**Exercise:** Return a copy of each line that holds the string "LAMOST".

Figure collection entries
** BEGIN **

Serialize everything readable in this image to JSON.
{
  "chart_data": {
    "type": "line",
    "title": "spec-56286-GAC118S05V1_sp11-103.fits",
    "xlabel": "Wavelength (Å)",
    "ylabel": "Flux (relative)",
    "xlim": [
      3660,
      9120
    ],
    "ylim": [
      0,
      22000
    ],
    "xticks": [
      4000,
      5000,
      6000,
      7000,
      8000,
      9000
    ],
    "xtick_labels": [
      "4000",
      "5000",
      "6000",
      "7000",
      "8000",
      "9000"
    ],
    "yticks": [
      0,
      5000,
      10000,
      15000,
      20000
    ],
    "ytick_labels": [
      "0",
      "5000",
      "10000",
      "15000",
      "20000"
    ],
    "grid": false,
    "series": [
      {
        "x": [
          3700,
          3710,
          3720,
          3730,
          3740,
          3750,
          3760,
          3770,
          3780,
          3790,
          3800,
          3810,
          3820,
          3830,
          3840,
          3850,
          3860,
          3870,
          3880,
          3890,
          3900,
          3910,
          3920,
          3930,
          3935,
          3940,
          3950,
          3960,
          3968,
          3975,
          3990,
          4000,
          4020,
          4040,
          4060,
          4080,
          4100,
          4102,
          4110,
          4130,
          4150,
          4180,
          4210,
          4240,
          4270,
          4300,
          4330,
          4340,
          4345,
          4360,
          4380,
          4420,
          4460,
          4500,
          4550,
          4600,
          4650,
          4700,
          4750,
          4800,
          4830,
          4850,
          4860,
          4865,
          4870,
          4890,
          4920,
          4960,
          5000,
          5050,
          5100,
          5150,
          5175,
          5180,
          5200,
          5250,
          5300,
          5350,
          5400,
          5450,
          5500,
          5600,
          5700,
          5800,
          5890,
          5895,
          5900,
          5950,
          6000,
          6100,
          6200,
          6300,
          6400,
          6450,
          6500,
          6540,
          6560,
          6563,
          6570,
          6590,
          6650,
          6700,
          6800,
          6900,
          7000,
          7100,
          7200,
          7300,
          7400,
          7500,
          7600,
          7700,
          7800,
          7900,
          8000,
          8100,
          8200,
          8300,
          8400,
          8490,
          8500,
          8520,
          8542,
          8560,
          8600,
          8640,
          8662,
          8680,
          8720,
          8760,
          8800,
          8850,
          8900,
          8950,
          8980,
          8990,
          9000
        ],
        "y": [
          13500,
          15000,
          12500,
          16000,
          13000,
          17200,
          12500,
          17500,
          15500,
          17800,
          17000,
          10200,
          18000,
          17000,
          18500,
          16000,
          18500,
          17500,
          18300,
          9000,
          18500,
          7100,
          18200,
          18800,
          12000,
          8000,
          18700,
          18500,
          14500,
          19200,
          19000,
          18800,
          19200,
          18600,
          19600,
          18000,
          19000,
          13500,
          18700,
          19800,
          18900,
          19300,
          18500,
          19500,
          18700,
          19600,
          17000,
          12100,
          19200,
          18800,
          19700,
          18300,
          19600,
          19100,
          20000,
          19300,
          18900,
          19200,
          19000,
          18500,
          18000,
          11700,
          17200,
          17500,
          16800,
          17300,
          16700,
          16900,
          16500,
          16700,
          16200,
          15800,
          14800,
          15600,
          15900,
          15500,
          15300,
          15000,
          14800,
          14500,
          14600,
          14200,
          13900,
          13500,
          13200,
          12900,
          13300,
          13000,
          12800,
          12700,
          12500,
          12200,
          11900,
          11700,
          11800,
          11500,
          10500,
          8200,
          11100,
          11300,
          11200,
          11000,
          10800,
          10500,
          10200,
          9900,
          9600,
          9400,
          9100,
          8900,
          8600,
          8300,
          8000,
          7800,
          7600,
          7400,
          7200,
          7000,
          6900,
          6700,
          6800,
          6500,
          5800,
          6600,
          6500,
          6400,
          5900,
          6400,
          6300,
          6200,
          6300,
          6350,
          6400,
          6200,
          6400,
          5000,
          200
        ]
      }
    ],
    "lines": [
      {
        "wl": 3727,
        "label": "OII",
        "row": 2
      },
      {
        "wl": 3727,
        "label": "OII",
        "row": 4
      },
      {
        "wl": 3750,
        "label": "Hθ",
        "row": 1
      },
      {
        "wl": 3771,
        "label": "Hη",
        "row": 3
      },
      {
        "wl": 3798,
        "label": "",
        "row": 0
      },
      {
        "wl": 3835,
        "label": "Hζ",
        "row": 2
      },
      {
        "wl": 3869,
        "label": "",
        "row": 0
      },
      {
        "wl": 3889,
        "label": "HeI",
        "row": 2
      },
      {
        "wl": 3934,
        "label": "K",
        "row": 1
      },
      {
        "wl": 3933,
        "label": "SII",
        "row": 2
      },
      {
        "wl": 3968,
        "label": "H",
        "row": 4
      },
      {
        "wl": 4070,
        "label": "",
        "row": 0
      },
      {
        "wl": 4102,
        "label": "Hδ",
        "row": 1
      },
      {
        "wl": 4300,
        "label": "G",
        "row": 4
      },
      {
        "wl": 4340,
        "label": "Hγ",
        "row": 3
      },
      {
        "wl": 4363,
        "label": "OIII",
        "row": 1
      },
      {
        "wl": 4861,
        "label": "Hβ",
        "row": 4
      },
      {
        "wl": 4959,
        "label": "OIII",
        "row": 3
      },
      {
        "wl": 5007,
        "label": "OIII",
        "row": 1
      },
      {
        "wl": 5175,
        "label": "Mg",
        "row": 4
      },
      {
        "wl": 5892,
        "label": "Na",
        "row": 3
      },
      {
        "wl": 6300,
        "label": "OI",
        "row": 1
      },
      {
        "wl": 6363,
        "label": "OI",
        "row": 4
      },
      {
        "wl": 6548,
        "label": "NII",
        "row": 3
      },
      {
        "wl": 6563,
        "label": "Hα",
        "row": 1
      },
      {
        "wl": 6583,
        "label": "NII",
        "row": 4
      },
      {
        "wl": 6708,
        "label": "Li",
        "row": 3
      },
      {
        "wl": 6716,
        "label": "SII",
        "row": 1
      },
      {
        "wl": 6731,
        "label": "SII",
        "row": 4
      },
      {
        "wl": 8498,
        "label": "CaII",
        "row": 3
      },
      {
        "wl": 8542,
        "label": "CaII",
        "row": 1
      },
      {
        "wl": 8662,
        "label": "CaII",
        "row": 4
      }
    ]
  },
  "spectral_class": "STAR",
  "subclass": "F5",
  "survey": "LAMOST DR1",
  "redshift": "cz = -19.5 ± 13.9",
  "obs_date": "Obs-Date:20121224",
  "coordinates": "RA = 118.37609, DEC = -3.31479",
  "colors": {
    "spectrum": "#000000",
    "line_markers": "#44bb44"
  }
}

** END **
** BEGIN **

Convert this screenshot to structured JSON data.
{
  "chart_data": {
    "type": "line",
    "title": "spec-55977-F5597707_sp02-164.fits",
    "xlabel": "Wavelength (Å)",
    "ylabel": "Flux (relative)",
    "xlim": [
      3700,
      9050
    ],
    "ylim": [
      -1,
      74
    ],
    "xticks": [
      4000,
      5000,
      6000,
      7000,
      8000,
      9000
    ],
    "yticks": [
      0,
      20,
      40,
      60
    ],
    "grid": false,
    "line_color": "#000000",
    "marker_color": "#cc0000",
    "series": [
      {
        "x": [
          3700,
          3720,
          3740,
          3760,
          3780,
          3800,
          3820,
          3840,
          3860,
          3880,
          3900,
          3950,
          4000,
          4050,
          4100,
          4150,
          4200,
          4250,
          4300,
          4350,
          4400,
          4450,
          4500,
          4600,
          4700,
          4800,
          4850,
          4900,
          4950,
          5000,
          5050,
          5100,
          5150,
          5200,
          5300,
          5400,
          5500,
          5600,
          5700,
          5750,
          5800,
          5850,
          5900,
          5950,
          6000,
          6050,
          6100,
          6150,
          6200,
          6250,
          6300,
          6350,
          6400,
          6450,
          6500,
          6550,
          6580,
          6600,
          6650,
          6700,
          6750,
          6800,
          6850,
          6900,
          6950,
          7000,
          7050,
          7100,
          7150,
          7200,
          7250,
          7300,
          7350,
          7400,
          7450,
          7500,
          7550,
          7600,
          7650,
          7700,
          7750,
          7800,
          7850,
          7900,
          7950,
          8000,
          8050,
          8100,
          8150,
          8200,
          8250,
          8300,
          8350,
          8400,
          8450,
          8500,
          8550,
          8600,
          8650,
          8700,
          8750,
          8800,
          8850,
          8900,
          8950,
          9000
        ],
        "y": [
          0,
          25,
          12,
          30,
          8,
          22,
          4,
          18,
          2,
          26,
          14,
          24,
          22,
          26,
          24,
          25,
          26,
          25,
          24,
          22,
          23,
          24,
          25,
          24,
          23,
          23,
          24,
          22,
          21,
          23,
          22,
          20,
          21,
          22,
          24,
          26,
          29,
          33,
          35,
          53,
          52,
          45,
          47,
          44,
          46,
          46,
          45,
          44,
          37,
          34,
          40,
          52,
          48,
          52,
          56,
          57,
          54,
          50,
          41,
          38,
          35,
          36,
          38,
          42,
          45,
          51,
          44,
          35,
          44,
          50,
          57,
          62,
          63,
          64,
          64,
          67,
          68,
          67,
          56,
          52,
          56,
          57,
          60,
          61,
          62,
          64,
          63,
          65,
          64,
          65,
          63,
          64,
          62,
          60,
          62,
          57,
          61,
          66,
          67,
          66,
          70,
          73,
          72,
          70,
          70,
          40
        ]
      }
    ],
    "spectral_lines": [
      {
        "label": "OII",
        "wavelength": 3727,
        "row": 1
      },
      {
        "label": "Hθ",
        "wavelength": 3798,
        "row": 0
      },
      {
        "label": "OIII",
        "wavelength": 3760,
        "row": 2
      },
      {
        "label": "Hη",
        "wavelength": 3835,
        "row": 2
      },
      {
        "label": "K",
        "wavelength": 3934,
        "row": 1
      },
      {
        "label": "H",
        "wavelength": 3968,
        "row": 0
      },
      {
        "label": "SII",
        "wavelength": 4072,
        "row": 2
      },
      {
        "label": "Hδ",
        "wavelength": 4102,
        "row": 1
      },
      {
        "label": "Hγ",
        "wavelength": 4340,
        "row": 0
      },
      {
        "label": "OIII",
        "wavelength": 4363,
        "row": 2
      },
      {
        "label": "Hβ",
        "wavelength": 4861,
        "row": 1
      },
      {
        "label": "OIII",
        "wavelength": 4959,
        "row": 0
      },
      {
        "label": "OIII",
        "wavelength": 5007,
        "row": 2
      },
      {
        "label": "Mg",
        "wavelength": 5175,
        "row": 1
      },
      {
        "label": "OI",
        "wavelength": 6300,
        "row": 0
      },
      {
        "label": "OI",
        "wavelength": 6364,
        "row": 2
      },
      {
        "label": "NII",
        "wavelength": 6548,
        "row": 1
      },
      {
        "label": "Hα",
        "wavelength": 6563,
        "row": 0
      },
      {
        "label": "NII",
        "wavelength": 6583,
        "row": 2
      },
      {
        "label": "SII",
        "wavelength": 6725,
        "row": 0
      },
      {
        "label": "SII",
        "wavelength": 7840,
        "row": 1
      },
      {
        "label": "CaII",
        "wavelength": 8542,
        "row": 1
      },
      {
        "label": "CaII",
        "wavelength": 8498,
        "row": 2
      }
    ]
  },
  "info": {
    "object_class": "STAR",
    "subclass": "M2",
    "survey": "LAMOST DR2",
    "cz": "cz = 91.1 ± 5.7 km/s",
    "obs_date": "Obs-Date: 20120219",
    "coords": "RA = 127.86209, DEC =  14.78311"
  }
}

** END **

**Response for this exercise:**
  "survey": "LAMOST DR1",
    "survey": "LAMOST DR2",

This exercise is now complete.